─── DATA IN THIS EXERCISE ───
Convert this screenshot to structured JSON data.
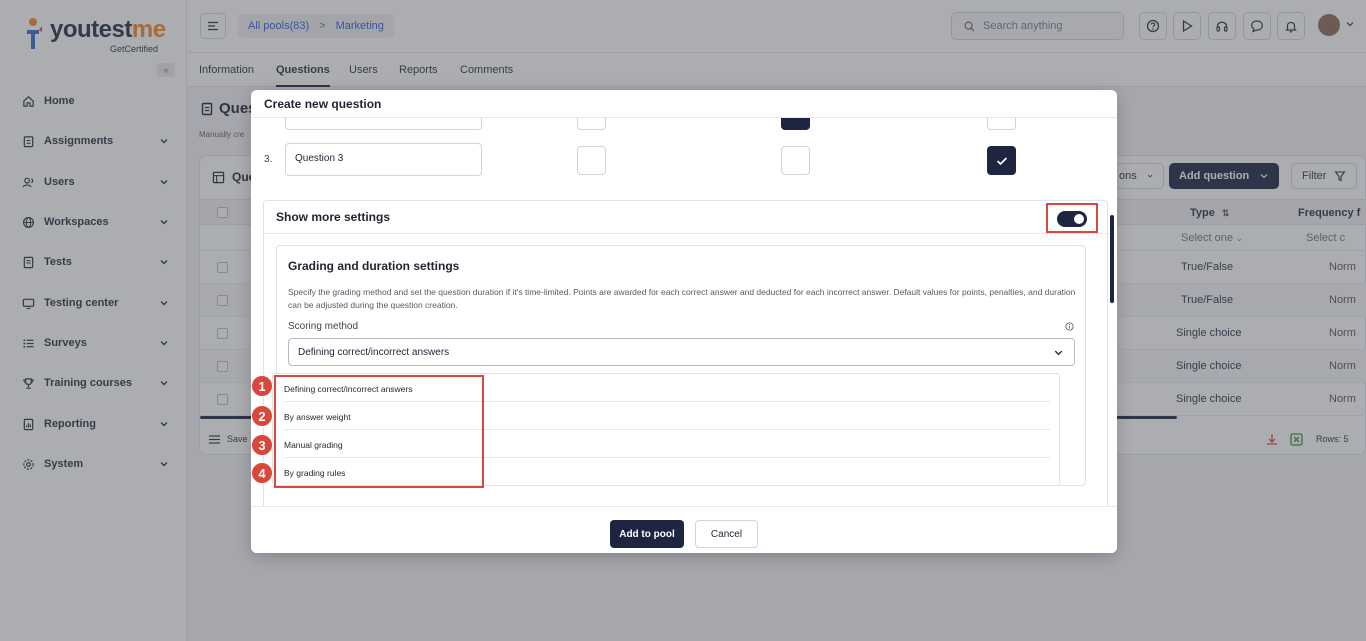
{
  "logo": {
    "word_main": "youtest",
    "word_accent": "me",
    "tagline": "GetCertified",
    "collapse_glyph": "«"
  },
  "sidebar": {
    "items": [
      {
        "label": "Home",
        "icon": "home-icon"
      },
      {
        "label": "Assignments",
        "icon": "clipboard-icon"
      },
      {
        "label": "Users",
        "icon": "users-icon"
      },
      {
        "label": "Workspaces",
        "icon": "globe-icon"
      },
      {
        "label": "Tests",
        "icon": "document-icon"
      },
      {
        "label": "Testing center",
        "icon": "monitor-icon"
      },
      {
        "label": "Surveys",
        "icon": "list-icon"
      },
      {
        "label": "Training courses",
        "icon": "trophy-icon"
      },
      {
        "label": "Reporting",
        "icon": "report-icon"
      },
      {
        "label": "System",
        "icon": "gear-icon"
      }
    ]
  },
  "topbar": {
    "breadcrumb_root": "All pools(83)",
    "breadcrumb_sep": ">",
    "breadcrumb_current": "Marketing",
    "search_placeholder": "Search anything",
    "icons": [
      "help-icon",
      "play-icon",
      "headset-icon",
      "chat-icon",
      "bell-icon"
    ]
  },
  "tabs": [
    {
      "label": "Information",
      "active": false
    },
    {
      "label": "Questions",
      "active": true
    },
    {
      "label": "Users",
      "active": false
    },
    {
      "label": "Reports",
      "active": false
    },
    {
      "label": "Comments",
      "active": false
    }
  ],
  "background_page": {
    "title": "Ques",
    "subtitle": "Manually cre",
    "panel_title": "Que",
    "actions_label": "ons",
    "add_question_label": "Add question",
    "filter_label": "Filter",
    "columns": {
      "type": "Type",
      "frequency": "Frequency f"
    },
    "filter_placeholders": {
      "type": "Select one",
      "frequency": "Select c"
    },
    "rows": [
      {
        "type": "True/False",
        "frequency": "Norm"
      },
      {
        "type": "True/False",
        "frequency": "Norm"
      },
      {
        "type": "Single choice",
        "frequency": "Norm"
      },
      {
        "type": "Single choice",
        "frequency": "Norm"
      },
      {
        "type": "Single choice",
        "frequency": "Norm"
      }
    ],
    "save_label": "Save",
    "rows_count_label": "Rows: 5"
  },
  "modal": {
    "title": "Create new question",
    "question_row": {
      "number": "3.",
      "value": "Question 3"
    },
    "settings": {
      "title": "Show more settings",
      "toggle_on": true,
      "grading": {
        "title": "Grading and duration settings",
        "description": "Specify the grading method and set the question duration if it's time-limited. Points are awarded for each correct answer and deducted for each incorrect answer. Default values for points, penalties, and duration can be adjusted during the question creation.",
        "scoring_label": "Scoring method",
        "scoring_selected": "Defining correct/incorrect answers"
      }
    },
    "scoring_options": [
      {
        "number": "1",
        "label": "Defining correct/incorrect answers"
      },
      {
        "number": "2",
        "label": "By answer weight"
      },
      {
        "number": "3",
        "label": "Manual grading"
      },
      {
        "number": "4",
        "label": "By grading rules"
      }
    ],
    "footer": {
      "add_label": "Add to pool",
      "cancel_label": "Cancel"
    }
  },
  "colors": {
    "primary": "#1d2540",
    "highlight": "#d9463b",
    "accent": "#f08a24",
    "link": "#2f5fd0"
  }
}
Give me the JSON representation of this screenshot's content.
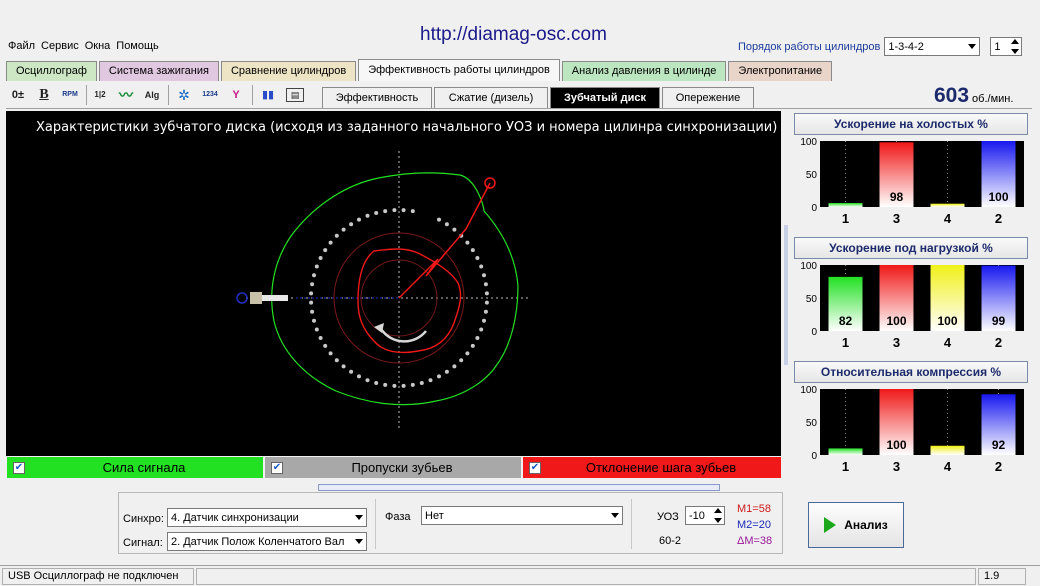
{
  "url": "http://diamag-osc.com",
  "menu": [
    "Файл",
    "Сервис",
    "Окна",
    "Помощь"
  ],
  "cylinder_order": {
    "label": "Порядок работы цилиндров",
    "value": "1-3-4-2",
    "spin": "1"
  },
  "main_tabs": [
    {
      "label": "Осциллограф",
      "color": "#cde6c4"
    },
    {
      "label": "Система зажигания",
      "color": "#e0c8e0"
    },
    {
      "label": "Сравнение цилиндров",
      "color": "#ece4c4"
    },
    {
      "label": "Эффективность работы цилиндров",
      "color": "#f7f7f7"
    },
    {
      "label": "Анализ давления в цилинде",
      "color": "#bce6c0"
    },
    {
      "label": "Электропитание",
      "color": "#e8d4c8"
    }
  ],
  "toolbar_icons": [
    "arrows-icon",
    "bold-b-icon",
    "rpm-icon",
    "numbers-icon",
    "wave-icon",
    "alg-icon",
    "bug-icon",
    "counter-icon",
    "filter-icon",
    "bars-icon",
    "meter-icon"
  ],
  "toolbar_icon_text": [
    "0±",
    "B",
    "RPM",
    "1|2",
    "〰",
    "Alg",
    "✲",
    "1234",
    "Y",
    "▮▮",
    "▤"
  ],
  "sub_tabs": [
    "Эффективность",
    "Сжатие (дизель)",
    "Зубчатый диск",
    "Опережение"
  ],
  "active_sub_tab": "Зубчатый диск",
  "rpm": {
    "value": "603",
    "unit": "об./мин."
  },
  "scope": {
    "title": "Характеристики зубчатого диска (исходя из заданного начального УОЗ и номера цилинра синхронизации)"
  },
  "legend": [
    {
      "label": "Сила сигнала",
      "color": "#22e022",
      "text_color": "#000000",
      "checked": true
    },
    {
      "label": "Пропуски зубьев",
      "color": "#a8a8a8",
      "text_color": "#000000",
      "checked": true
    },
    {
      "label": "Отклонение шага зубьев",
      "color": "#f01818",
      "text_color": "#000000",
      "checked": true
    }
  ],
  "charts": [
    {
      "title": "Ускорение на холостых %",
      "ticks": [
        "100",
        "50",
        "0"
      ]
    },
    {
      "title": "Ускорение под нагрузкой %",
      "ticks": [
        "100",
        "50",
        "0"
      ]
    },
    {
      "title": "Относительная компрессия %",
      "ticks": [
        "100",
        "50",
        "0"
      ]
    }
  ],
  "chart_data": [
    {
      "type": "bar",
      "title": "Ускорение на холостых %",
      "categories": [
        "1",
        "3",
        "4",
        "2"
      ],
      "values": [
        6,
        98,
        5,
        100
      ],
      "labels": [
        "",
        "98",
        "",
        "100"
      ],
      "colors": [
        "#22e022",
        "#f01818",
        "#f0f018",
        "#1818f0"
      ],
      "ylim": [
        0,
        100
      ],
      "yticks": [
        "100",
        "50",
        "0"
      ]
    },
    {
      "type": "bar",
      "title": "Ускорение под нагрузкой %",
      "categories": [
        "1",
        "3",
        "4",
        "2"
      ],
      "values": [
        82,
        100,
        100,
        99
      ],
      "labels": [
        "82",
        "100",
        "100",
        "99"
      ],
      "colors": [
        "#22e022",
        "#f01818",
        "#f0f018",
        "#1818f0"
      ],
      "ylim": [
        0,
        100
      ],
      "yticks": [
        "100",
        "50",
        "0"
      ]
    },
    {
      "type": "bar",
      "title": "Относительная компрессия %",
      "categories": [
        "1",
        "3",
        "4",
        "2"
      ],
      "values": [
        10,
        100,
        14,
        92
      ],
      "labels": [
        "",
        "100",
        "",
        "92"
      ],
      "colors": [
        "#22e022",
        "#f01818",
        "#f0f018",
        "#1818f0"
      ],
      "ylim": [
        0,
        100
      ],
      "yticks": [
        "100",
        "50",
        "0"
      ]
    }
  ],
  "bottom": {
    "sync_label": "Синхро:",
    "sync_value": "4.  Датчик синхронизации",
    "signal_label": "Сигнал:",
    "signal_value": "2.  Датчик Полож Коленчатого Вал",
    "phase_label": "Фаза",
    "phase_value": "Нет",
    "uoz_label": "УОЗ",
    "uoz_value": "-10",
    "teeth": "60-2",
    "m1": "M1=58",
    "m2": "M2=20",
    "dm": "ΔM=38",
    "analyze": "Анализ"
  },
  "status": {
    "text": "USB Осциллограф не подключен",
    "version": "1.9"
  }
}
───
▸ SET PROBLEM
Extract each line from the listing that holds the word "Эффективность".

▸ TASK ANSWER
      "label": "Эффективность работы цилиндров",
    "Эффективность",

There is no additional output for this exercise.